* _What needs to be done_
Copy all lines below containing "high".
_ _ _ _
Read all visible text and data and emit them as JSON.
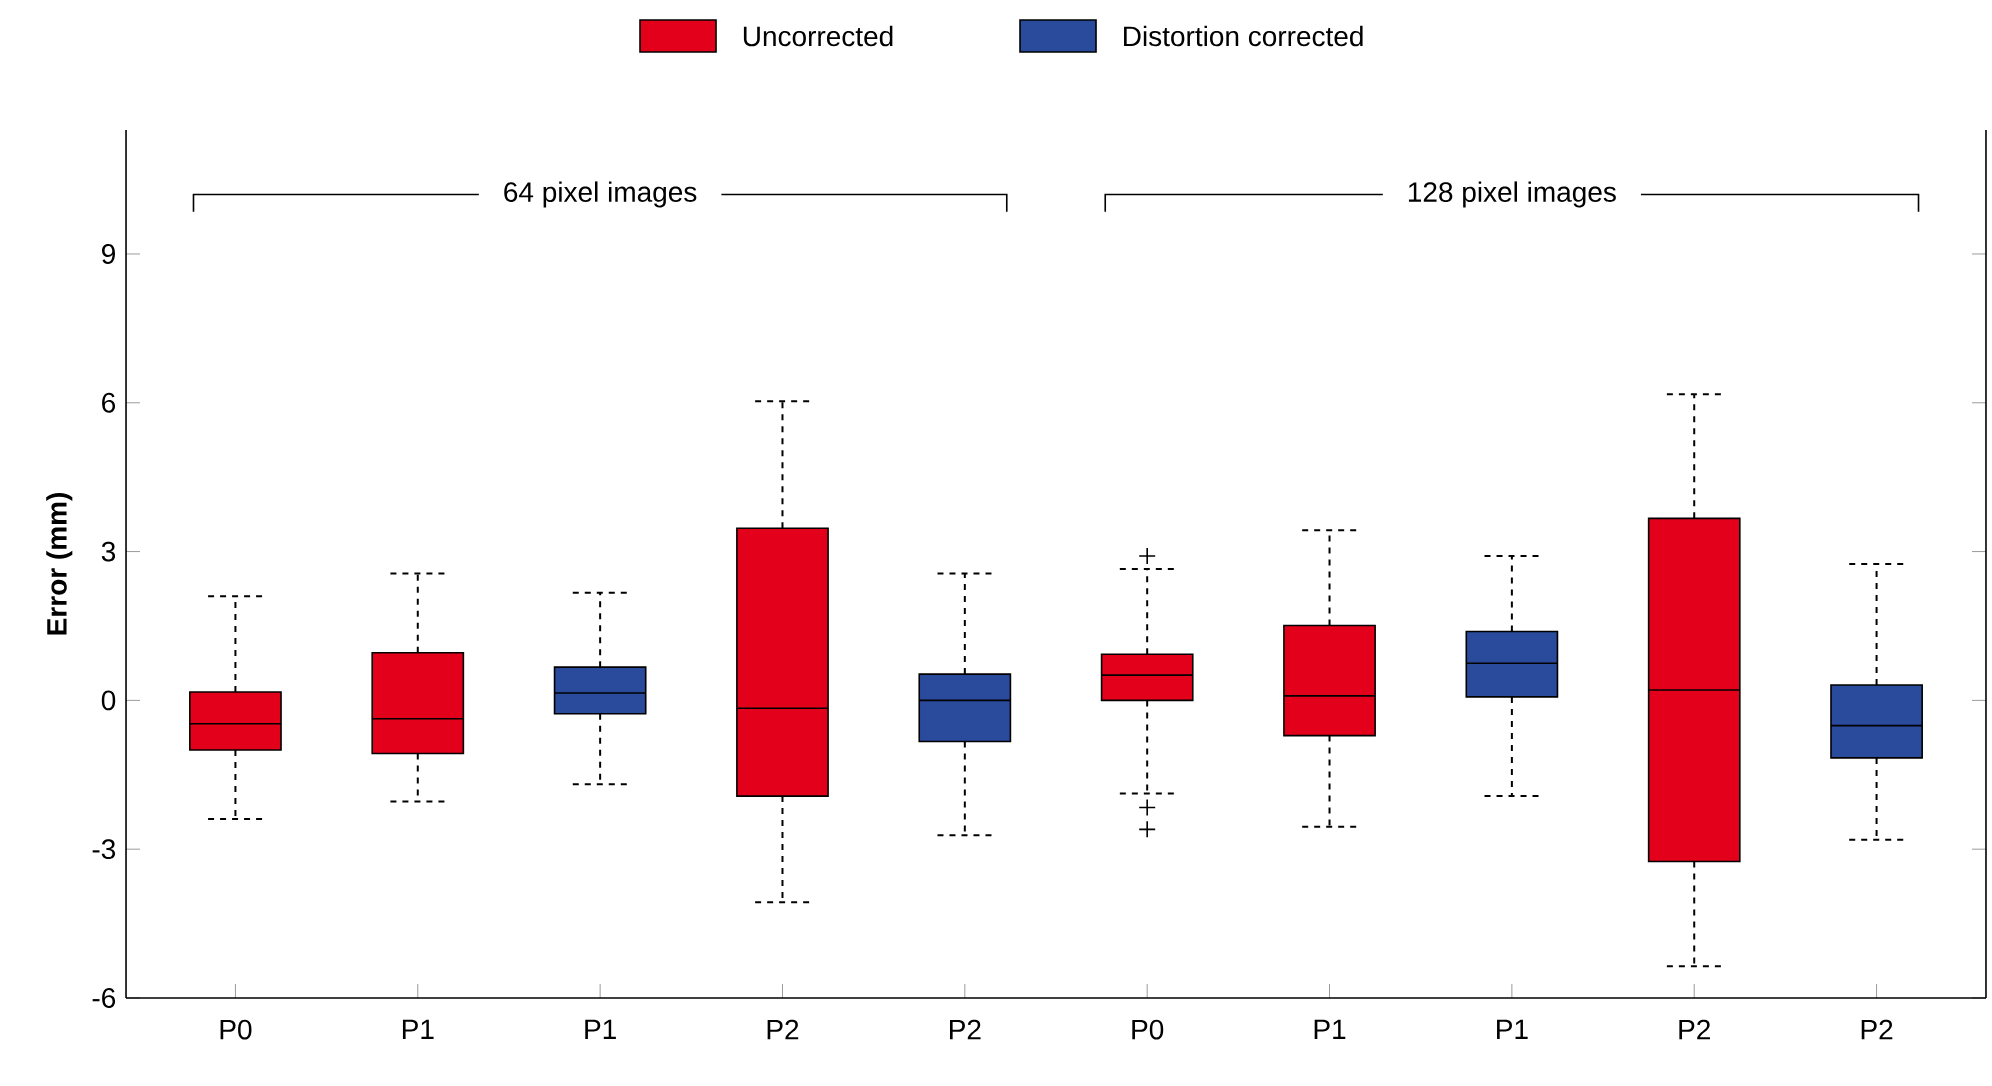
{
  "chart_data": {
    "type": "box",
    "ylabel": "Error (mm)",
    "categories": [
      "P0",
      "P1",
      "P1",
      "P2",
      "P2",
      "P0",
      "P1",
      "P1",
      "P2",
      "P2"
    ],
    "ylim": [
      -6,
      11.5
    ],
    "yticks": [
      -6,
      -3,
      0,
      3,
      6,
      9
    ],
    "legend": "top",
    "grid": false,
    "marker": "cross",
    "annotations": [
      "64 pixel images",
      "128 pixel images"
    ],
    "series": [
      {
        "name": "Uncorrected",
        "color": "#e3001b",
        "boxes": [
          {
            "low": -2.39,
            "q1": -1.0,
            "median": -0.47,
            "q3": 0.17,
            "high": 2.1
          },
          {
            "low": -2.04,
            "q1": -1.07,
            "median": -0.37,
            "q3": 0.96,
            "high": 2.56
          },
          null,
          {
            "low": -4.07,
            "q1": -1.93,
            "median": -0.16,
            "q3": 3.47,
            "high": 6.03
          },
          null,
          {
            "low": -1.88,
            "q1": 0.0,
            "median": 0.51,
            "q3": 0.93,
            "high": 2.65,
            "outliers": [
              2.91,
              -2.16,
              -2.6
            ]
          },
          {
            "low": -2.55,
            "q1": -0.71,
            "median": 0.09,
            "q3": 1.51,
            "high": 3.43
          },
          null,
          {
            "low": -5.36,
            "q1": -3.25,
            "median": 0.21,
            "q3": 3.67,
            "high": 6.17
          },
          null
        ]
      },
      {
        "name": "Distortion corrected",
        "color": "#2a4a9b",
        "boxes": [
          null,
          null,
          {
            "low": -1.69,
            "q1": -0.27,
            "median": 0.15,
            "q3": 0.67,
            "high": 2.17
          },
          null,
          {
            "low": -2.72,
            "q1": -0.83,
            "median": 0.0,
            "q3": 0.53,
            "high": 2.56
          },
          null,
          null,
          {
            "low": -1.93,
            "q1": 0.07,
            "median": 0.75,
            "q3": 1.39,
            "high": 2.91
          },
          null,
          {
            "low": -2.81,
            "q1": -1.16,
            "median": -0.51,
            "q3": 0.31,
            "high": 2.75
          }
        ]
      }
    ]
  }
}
_ _ _ _
* _Exercise result_
            "high": 2.1
            "high": 2.56
            "high": 6.03
            "high": 2.65,
            "high": 3.43
            "high": 6.17
            "high": 2.17
            "high": 2.56
            "high": 2.91
            "high": 2.75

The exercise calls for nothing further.